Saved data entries
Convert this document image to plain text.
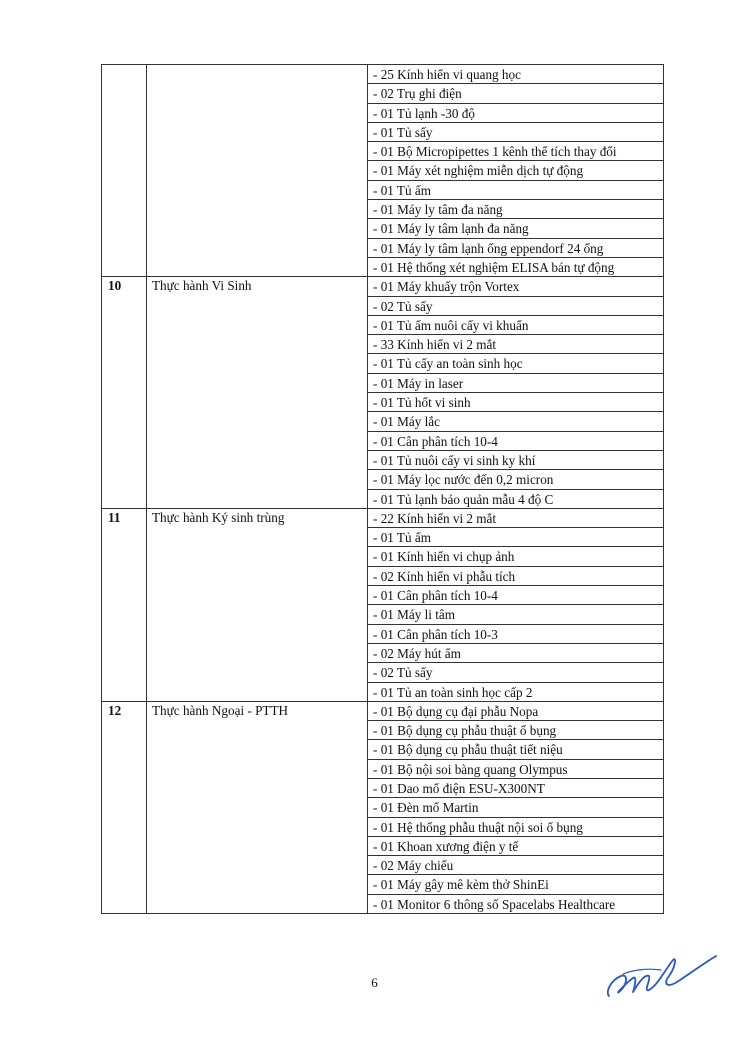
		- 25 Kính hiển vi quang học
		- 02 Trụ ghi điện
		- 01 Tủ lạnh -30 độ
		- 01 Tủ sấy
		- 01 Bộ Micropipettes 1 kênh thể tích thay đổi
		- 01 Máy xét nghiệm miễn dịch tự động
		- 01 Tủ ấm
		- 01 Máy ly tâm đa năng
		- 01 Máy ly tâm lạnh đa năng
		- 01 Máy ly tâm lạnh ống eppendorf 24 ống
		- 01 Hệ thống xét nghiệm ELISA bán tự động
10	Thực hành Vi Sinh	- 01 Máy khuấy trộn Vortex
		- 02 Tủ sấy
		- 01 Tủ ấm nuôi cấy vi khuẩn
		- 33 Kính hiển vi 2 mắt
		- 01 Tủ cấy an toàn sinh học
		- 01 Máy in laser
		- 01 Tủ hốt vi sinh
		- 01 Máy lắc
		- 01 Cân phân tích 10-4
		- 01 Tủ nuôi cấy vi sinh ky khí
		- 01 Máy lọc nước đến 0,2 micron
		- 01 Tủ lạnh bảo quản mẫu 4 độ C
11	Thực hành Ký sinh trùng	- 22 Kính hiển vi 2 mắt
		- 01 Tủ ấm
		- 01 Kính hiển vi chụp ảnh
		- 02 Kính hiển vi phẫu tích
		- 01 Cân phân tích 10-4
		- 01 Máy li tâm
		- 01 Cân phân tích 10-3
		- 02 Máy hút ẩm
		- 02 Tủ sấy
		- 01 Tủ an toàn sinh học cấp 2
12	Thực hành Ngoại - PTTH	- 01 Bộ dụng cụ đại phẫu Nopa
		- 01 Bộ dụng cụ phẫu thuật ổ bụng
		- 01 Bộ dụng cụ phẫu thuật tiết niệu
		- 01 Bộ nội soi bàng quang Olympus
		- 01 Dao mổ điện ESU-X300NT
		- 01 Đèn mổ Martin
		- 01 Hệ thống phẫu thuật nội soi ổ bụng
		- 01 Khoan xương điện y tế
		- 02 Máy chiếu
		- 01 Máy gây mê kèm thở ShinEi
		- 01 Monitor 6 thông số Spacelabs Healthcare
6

> _WHAT NEEDS TO BE DONE_
Repeat the data exactly in full, omitting its pictures.

> _FINISHED ANSWER_
Convert this document image to plain text.
		- 25 Kính hiển vi quang học
		- 02 Trụ ghi điện
		- 01 Tủ lạnh -30 độ
		- 01 Tủ sấy
		- 01 Bộ Micropipettes 1 kênh thể tích thay đổi
		- 01 Máy xét nghiệm miễn dịch tự động
		- 01 Tủ ấm
		- 01 Máy ly tâm đa năng
		- 01 Máy ly tâm lạnh đa năng
		- 01 Máy ly tâm lạnh ống eppendorf 24 ống
		- 01 Hệ thống xét nghiệm ELISA bán tự động
10	Thực hành Vi Sinh	- 01 Máy khuấy trộn Vortex
		- 02 Tủ sấy
		- 01 Tủ ấm nuôi cấy vi khuẩn
		- 33 Kính hiển vi 2 mắt
		- 01 Tủ cấy an toàn sinh học
		- 01 Máy in laser
		- 01 Tủ hốt vi sinh
		- 01 Máy lắc
		- 01 Cân phân tích 10-4
		- 01 Tủ nuôi cấy vi sinh ky khí
		- 01 Máy lọc nước đến 0,2 micron
		- 01 Tủ lạnh bảo quản mẫu 4 độ C
11	Thực hành Ký sinh trùng	- 22 Kính hiển vi 2 mắt
		- 01 Tủ ấm
		- 01 Kính hiển vi chụp ảnh
		- 02 Kính hiển vi phẫu tích
		- 01 Cân phân tích 10-4
		- 01 Máy li tâm
		- 01 Cân phân tích 10-3
		- 02 Máy hút ẩm
		- 02 Tủ sấy
		- 01 Tủ an toàn sinh học cấp 2
12	Thực hành Ngoại - PTTH	- 01 Bộ dụng cụ đại phẫu Nopa
		- 01 Bộ dụng cụ phẫu thuật ổ bụng
		- 01 Bộ dụng cụ phẫu thuật tiết niệu
		- 01 Bộ nội soi bàng quang Olympus
		- 01 Dao mổ điện ESU-X300NT
		- 01 Đèn mổ Martin
		- 01 Hệ thống phẫu thuật nội soi ổ bụng
		- 01 Khoan xương điện y tế
		- 02 Máy chiếu
		- 01 Máy gây mê kèm thở ShinEi
		- 01 Monitor 6 thông số Spacelabs Healthcare
6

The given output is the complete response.